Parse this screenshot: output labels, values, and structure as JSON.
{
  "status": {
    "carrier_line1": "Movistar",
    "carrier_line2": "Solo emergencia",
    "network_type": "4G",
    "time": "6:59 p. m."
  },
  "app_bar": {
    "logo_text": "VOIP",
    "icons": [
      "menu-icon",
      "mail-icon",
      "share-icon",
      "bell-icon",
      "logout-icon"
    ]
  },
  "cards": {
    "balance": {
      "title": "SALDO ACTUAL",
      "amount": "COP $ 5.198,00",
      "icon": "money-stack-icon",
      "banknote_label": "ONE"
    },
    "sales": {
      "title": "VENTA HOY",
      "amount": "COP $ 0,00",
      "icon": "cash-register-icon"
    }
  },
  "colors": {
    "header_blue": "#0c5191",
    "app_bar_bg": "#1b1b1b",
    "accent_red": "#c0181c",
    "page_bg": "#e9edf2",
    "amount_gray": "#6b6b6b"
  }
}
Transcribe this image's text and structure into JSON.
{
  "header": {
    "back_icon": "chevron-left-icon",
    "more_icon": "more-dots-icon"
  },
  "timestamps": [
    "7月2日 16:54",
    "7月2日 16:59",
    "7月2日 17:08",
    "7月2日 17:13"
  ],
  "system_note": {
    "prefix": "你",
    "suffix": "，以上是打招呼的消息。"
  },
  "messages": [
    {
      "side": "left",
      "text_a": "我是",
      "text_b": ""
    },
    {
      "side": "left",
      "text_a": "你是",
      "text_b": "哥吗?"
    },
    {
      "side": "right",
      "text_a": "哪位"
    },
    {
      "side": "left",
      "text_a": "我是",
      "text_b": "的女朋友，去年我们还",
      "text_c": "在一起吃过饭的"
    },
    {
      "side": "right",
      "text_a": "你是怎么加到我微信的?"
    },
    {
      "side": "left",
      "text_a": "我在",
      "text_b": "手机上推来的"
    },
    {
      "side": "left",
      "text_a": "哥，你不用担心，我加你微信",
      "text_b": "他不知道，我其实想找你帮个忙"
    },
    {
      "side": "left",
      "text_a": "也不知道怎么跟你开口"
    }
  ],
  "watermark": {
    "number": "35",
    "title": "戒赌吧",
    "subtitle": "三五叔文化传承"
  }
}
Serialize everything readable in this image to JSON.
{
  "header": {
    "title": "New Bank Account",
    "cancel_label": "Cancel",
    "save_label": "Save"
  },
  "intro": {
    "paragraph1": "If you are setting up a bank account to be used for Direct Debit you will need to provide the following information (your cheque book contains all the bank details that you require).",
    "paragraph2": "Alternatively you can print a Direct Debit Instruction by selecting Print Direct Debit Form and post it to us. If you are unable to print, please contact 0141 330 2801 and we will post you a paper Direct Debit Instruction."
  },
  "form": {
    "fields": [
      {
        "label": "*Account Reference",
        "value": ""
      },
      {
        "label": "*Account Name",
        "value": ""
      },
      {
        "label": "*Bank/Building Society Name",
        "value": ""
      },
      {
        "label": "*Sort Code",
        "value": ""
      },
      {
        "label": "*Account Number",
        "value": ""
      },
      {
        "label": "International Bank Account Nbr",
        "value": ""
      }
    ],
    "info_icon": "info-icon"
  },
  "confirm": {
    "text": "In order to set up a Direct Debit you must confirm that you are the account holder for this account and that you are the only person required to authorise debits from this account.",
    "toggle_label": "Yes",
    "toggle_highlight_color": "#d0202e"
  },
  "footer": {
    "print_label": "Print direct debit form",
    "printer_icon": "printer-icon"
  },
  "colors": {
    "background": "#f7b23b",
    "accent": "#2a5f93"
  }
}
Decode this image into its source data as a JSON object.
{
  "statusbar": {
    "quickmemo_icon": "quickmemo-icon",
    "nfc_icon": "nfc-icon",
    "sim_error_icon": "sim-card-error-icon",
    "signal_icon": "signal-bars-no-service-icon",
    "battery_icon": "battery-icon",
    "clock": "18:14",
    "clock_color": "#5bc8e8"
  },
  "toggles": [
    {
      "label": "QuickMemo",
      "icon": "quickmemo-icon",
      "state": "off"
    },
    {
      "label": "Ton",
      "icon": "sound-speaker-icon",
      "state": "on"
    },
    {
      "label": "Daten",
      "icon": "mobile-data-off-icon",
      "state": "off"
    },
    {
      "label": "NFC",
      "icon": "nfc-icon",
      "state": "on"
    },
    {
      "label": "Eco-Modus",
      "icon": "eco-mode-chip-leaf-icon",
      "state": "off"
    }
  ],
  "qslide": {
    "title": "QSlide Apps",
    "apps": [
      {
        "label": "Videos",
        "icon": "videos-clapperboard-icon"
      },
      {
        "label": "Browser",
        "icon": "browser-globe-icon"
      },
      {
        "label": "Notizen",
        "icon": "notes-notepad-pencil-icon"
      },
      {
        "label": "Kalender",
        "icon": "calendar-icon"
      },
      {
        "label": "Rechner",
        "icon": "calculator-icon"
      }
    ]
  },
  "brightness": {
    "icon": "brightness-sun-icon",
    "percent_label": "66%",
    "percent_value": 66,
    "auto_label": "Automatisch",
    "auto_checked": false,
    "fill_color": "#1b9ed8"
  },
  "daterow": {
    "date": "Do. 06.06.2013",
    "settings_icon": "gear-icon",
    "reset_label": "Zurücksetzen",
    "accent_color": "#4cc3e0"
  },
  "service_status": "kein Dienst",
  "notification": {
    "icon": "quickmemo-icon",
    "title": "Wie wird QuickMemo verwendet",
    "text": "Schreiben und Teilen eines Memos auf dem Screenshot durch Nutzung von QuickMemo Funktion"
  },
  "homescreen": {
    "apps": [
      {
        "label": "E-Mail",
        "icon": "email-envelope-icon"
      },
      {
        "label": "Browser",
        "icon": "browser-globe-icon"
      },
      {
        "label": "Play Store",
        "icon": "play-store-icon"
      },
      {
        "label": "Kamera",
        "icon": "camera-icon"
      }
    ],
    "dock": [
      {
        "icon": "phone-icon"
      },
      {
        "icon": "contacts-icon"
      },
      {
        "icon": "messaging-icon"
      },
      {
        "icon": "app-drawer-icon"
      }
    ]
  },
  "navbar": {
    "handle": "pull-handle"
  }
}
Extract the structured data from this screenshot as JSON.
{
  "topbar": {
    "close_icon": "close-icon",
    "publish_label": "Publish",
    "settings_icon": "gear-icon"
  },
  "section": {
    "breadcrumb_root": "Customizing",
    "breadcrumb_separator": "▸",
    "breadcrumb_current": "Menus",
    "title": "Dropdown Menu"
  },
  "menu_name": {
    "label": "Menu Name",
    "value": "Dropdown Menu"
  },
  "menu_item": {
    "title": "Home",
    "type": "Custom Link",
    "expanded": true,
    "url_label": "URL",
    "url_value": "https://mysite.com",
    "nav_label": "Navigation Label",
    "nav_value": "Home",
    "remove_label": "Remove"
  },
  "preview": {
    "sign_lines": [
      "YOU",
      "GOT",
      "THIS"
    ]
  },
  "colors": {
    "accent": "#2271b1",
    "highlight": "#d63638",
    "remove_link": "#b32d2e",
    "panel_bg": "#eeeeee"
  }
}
◆ ◆ ◆ ◆ ◆ ◆ ◆
Locate the word "into" in the records above, and return each line that has it.

Transcribe this image's text and structure into JSON.
Decode this image into its source data as a JSON object.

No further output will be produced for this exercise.